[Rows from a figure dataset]

* Start *

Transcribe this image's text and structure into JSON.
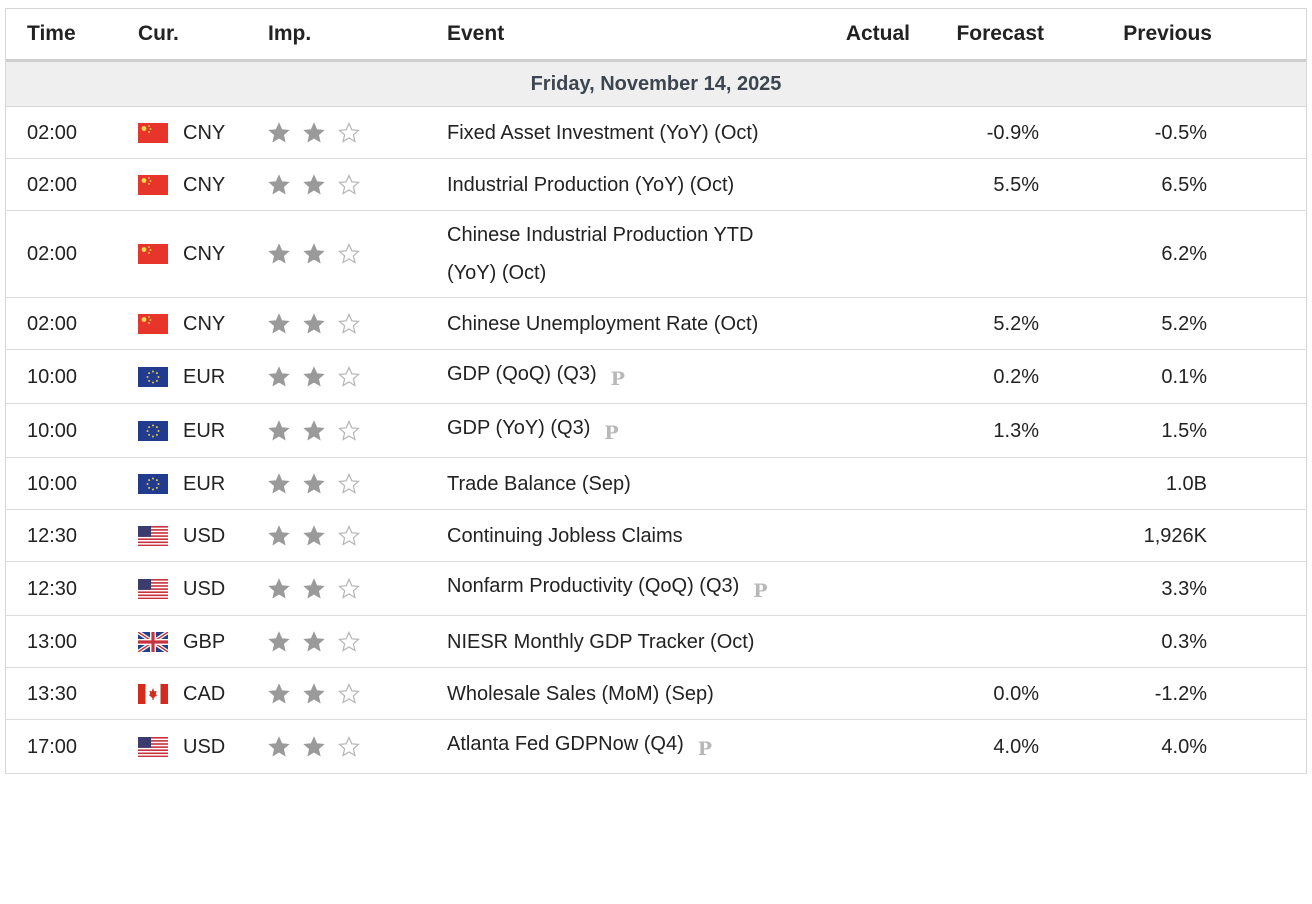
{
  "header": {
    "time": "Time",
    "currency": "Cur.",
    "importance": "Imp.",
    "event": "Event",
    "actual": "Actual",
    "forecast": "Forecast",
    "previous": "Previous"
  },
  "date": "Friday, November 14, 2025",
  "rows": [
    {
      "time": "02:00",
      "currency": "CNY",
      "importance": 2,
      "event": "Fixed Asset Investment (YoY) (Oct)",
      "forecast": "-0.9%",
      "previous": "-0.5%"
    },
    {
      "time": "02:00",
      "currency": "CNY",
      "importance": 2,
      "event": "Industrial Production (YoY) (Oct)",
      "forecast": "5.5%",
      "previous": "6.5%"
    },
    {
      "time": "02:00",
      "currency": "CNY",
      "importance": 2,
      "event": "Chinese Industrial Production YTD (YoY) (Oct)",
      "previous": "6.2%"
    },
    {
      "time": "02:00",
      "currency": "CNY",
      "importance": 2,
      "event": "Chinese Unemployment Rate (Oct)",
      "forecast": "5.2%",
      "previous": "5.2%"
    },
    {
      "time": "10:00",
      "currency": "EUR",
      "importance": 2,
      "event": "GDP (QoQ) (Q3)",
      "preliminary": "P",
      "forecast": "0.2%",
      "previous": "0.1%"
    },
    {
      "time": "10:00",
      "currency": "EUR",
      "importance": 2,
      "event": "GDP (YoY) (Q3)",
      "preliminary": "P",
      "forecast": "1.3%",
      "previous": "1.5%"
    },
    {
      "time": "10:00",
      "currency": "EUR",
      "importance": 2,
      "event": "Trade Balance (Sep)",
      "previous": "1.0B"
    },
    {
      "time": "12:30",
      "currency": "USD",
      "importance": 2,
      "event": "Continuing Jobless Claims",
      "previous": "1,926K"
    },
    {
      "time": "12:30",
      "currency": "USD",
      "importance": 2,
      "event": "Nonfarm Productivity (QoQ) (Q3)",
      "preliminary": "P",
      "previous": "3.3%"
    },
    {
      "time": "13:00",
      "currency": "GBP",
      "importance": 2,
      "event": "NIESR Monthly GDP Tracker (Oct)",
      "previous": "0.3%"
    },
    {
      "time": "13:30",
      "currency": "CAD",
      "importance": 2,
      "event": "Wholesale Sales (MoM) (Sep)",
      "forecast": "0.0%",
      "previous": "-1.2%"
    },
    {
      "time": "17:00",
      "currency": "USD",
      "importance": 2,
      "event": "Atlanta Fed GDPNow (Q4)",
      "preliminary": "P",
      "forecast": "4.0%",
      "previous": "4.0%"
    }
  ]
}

* End *

Work instructions:
Repeat the material above verbatim, with no pictures in the output.

Output below:
Transcribe this image's text and structure into JSON.
{
  "header": {
    "time": "Time",
    "currency": "Cur.",
    "importance": "Imp.",
    "event": "Event",
    "actual": "Actual",
    "forecast": "Forecast",
    "previous": "Previous"
  },
  "date": "Friday, November 14, 2025",
  "rows": [
    {
      "time": "02:00",
      "currency": "CNY",
      "importance": 2,
      "event": "Fixed Asset Investment (YoY) (Oct)",
      "forecast": "-0.9%",
      "previous": "-0.5%"
    },
    {
      "time": "02:00",
      "currency": "CNY",
      "importance": 2,
      "event": "Industrial Production (YoY) (Oct)",
      "forecast": "5.5%",
      "previous": "6.5%"
    },
    {
      "time": "02:00",
      "currency": "CNY",
      "importance": 2,
      "event": "Chinese Industrial Production YTD (YoY) (Oct)",
      "previous": "6.2%"
    },
    {
      "time": "02:00",
      "currency": "CNY",
      "importance": 2,
      "event": "Chinese Unemployment Rate (Oct)",
      "forecast": "5.2%",
      "previous": "5.2%"
    },
    {
      "time": "10:00",
      "currency": "EUR",
      "importance": 2,
      "event": "GDP (QoQ) (Q3)",
      "preliminary": "P",
      "forecast": "0.2%",
      "previous": "0.1%"
    },
    {
      "time": "10:00",
      "currency": "EUR",
      "importance": 2,
      "event": "GDP (YoY) (Q3)",
      "preliminary": "P",
      "forecast": "1.3%",
      "previous": "1.5%"
    },
    {
      "time": "10:00",
      "currency": "EUR",
      "importance": 2,
      "event": "Trade Balance (Sep)",
      "previous": "1.0B"
    },
    {
      "time": "12:30",
      "currency": "USD",
      "importance": 2,
      "event": "Continuing Jobless Claims",
      "previous": "1,926K"
    },
    {
      "time": "12:30",
      "currency": "USD",
      "importance": 2,
      "event": "Nonfarm Productivity (QoQ) (Q3)",
      "preliminary": "P",
      "previous": "3.3%"
    },
    {
      "time": "13:00",
      "currency": "GBP",
      "importance": 2,
      "event": "NIESR Monthly GDP Tracker (Oct)",
      "previous": "0.3%"
    },
    {
      "time": "13:30",
      "currency": "CAD",
      "importance": 2,
      "event": "Wholesale Sales (MoM) (Sep)",
      "forecast": "0.0%",
      "previous": "-1.2%"
    },
    {
      "time": "17:00",
      "currency": "USD",
      "importance": 2,
      "event": "Atlanta Fed GDPNow (Q4)",
      "preliminary": "P",
      "forecast": "4.0%",
      "previous": "4.0%"
    }
  ]
}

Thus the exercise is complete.